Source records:
★ ★ ★ ★ ★
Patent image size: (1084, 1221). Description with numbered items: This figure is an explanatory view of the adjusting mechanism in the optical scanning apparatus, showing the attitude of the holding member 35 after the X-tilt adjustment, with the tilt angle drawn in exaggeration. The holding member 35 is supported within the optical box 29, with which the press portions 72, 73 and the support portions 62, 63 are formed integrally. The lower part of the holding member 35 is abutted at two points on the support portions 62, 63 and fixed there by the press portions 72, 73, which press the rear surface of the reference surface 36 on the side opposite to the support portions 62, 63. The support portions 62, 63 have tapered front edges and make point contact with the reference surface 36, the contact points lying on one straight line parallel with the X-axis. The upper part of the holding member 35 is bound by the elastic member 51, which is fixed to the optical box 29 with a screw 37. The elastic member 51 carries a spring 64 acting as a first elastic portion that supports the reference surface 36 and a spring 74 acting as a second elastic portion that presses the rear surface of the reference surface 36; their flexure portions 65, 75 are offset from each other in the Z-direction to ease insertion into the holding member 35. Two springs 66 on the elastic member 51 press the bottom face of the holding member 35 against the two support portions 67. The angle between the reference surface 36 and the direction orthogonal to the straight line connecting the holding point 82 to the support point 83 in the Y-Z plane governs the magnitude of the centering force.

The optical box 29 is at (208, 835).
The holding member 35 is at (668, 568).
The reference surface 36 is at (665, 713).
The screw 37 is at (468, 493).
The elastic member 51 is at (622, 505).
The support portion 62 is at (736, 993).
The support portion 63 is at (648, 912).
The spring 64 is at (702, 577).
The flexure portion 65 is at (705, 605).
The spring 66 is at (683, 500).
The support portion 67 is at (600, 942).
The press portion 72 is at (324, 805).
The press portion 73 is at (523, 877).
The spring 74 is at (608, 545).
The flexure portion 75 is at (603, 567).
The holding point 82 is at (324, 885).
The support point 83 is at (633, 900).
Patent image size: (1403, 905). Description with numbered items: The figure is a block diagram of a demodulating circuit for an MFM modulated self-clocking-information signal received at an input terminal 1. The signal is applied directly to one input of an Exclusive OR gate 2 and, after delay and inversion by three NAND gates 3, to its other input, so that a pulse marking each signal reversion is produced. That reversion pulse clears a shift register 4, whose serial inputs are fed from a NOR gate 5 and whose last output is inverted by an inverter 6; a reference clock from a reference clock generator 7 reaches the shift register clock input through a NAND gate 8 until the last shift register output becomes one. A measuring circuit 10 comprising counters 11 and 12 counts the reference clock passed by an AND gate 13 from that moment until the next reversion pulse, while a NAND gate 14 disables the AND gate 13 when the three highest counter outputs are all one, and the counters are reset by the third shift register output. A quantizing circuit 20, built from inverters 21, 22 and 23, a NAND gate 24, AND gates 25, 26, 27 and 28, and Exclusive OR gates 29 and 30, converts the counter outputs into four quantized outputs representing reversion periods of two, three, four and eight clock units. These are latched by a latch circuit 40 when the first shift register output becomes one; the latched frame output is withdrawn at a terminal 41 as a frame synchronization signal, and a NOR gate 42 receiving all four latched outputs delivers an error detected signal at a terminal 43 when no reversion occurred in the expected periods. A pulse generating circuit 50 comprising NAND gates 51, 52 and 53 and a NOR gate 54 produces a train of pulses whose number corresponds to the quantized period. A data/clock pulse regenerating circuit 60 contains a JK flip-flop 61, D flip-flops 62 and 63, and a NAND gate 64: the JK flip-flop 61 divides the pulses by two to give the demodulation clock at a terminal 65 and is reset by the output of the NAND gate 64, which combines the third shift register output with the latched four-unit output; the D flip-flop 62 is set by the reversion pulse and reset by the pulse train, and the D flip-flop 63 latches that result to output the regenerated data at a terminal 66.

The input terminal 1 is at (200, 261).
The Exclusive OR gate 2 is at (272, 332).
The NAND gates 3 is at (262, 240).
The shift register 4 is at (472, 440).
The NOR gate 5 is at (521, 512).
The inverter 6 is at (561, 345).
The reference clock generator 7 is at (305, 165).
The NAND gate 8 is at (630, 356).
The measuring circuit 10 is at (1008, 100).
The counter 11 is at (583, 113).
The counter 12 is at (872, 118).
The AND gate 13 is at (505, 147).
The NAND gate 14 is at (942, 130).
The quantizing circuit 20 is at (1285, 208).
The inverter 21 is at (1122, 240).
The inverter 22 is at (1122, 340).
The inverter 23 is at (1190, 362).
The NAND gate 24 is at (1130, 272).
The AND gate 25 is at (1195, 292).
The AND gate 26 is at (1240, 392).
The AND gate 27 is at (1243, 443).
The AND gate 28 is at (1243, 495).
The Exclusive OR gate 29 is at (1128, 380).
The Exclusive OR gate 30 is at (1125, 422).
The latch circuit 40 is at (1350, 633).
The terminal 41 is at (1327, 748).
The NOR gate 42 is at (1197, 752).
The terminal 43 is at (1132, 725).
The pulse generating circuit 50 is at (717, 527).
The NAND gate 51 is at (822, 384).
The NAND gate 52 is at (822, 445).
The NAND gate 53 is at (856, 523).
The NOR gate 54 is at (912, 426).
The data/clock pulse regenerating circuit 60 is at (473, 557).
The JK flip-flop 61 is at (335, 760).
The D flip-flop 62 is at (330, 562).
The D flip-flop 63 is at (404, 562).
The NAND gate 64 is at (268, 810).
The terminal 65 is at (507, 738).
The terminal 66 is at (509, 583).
★ ★ ★ ★ ★
Your goal: Transcribe both items above verbatim, reproducing every line without any change.

Correct output:
Patent image size: (1084, 1221). Description with numbered items: This figure is an explanatory view of the adjusting mechanism in the optical scanning apparatus, showing the attitude of the holding member 35 after the X-tilt adjustment, with the tilt angle drawn in exaggeration. The holding member 35 is supported within the optical box 29, with which the press portions 72, 73 and the support portions 62, 63 are formed integrally. The lower part of the holding member 35 is abutted at two points on the support portions 62, 63 and fixed there by the press portions 72, 73, which press the rear surface of the reference surface 36 on the side opposite to the support portions 62, 63. The support portions 62, 63 have tapered front edges and make point contact with the reference surface 36, the contact points lying on one straight line parallel with the X-axis. The upper part of the holding member 35 is bound by the elastic member 51, which is fixed to the optical box 29 with a screw 37. The elastic member 51 carries a spring 64 acting as a first elastic portion that supports the reference surface 36 and a spring 74 acting as a second elastic portion that presses the rear surface of the reference surface 36; their flexure portions 65, 75 are offset from each other in the Z-direction to ease insertion into the holding member 35. Two springs 66 on the elastic member 51 press the bottom face of the holding member 35 against the two support portions 67. The angle between the reference surface 36 and the direction orthogonal to the straight line connecting the holding point 82 to the support point 83 in the Y-Z plane governs the magnitude of the centering force.

The optical box 29 is at (208, 835).
The holding member 35 is at (668, 568).
The reference surface 36 is at (665, 713).
The screw 37 is at (468, 493).
The elastic member 51 is at (622, 505).
The support portion 62 is at (736, 993).
The support portion 63 is at (648, 912).
The spring 64 is at (702, 577).
The flexure portion 65 is at (705, 605).
The spring 66 is at (683, 500).
The support portion 67 is at (600, 942).
The press portion 72 is at (324, 805).
The press portion 73 is at (523, 877).
The spring 74 is at (608, 545).
The flexure portion 75 is at (603, 567).
The holding point 82 is at (324, 885).
The support point 83 is at (633, 900).
Patent image size: (1403, 905). Description with numbered items: The figure is a block diagram of a demodulating circuit for an MFM modulated self-clocking-information signal received at an input terminal 1. The signal is applied directly to one input of an Exclusive OR gate 2 and, after delay and inversion by three NAND gates 3, to its other input, so that a pulse marking each signal reversion is produced. That reversion pulse clears a shift register 4, whose serial inputs are fed from a NOR gate 5 and whose last output is inverted by an inverter 6; a reference clock from a reference clock generator 7 reaches the shift register clock input through a NAND gate 8 until the last shift register output becomes one. A measuring circuit 10 comprising counters 11 and 12 counts the reference clock passed by an AND gate 13 from that moment until the next reversion pulse, while a NAND gate 14 disables the AND gate 13 when the three highest counter outputs are all one, and the counters are reset by the third shift register output. A quantizing circuit 20, built from inverters 21, 22 and 23, a NAND gate 24, AND gates 25, 26, 27 and 28, and Exclusive OR gates 29 and 30, converts the counter outputs into four quantized outputs representing reversion periods of two, three, four and eight clock units. These are latched by a latch circuit 40 when the first shift register output becomes one; the latched frame output is withdrawn at a terminal 41 as a frame synchronization signal, and a NOR gate 42 receiving all four latched outputs delivers an error detected signal at a terminal 43 when no reversion occurred in the expected periods. A pulse generating circuit 50 comprising NAND gates 51, 52 and 53 and a NOR gate 54 produces a train of pulses whose number corresponds to the quantized period. A data/clock pulse regenerating circuit 60 contains a JK flip-flop 61, D flip-flops 62 and 63, and a NAND gate 64: the JK flip-flop 61 divides the pulses by two to give the demodulation clock at a terminal 65 and is reset by the output of the NAND gate 64, which combines the third shift register output with the latched four-unit output; the D flip-flop 62 is set by the reversion pulse and reset by the pulse train, and the D flip-flop 63 latches that result to output the regenerated data at a terminal 66.

The input terminal 1 is at (200, 261).
The Exclusive OR gate 2 is at (272, 332).
The NAND gates 3 is at (262, 240).
The shift register 4 is at (472, 440).
The NOR gate 5 is at (521, 512).
The inverter 6 is at (561, 345).
The reference clock generator 7 is at (305, 165).
The NAND gate 8 is at (630, 356).
The measuring circuit 10 is at (1008, 100).
The counter 11 is at (583, 113).
The counter 12 is at (872, 118).
The AND gate 13 is at (505, 147).
The NAND gate 14 is at (942, 130).
The quantizing circuit 20 is at (1285, 208).
The inverter 21 is at (1122, 240).
The inverter 22 is at (1122, 340).
The inverter 23 is at (1190, 362).
The NAND gate 24 is at (1130, 272).
The AND gate 25 is at (1195, 292).
The AND gate 26 is at (1240, 392).
The AND gate 27 is at (1243, 443).
The AND gate 28 is at (1243, 495).
The Exclusive OR gate 29 is at (1128, 380).
The Exclusive OR gate 30 is at (1125, 422).
The latch circuit 40 is at (1350, 633).
The terminal 41 is at (1327, 748).
The NOR gate 42 is at (1197, 752).
The terminal 43 is at (1132, 725).
The pulse generating circuit 50 is at (717, 527).
The NAND gate 51 is at (822, 384).
The NAND gate 52 is at (822, 445).
The NAND gate 53 is at (856, 523).
The NOR gate 54 is at (912, 426).
The data/clock pulse regenerating circuit 60 is at (473, 557).
The JK flip-flop 61 is at (335, 760).
The D flip-flop 62 is at (330, 562).
The D flip-flop 63 is at (404, 562).
The NAND gate 64 is at (268, 810).
The terminal 65 is at (507, 738).
The terminal 66 is at (509, 583).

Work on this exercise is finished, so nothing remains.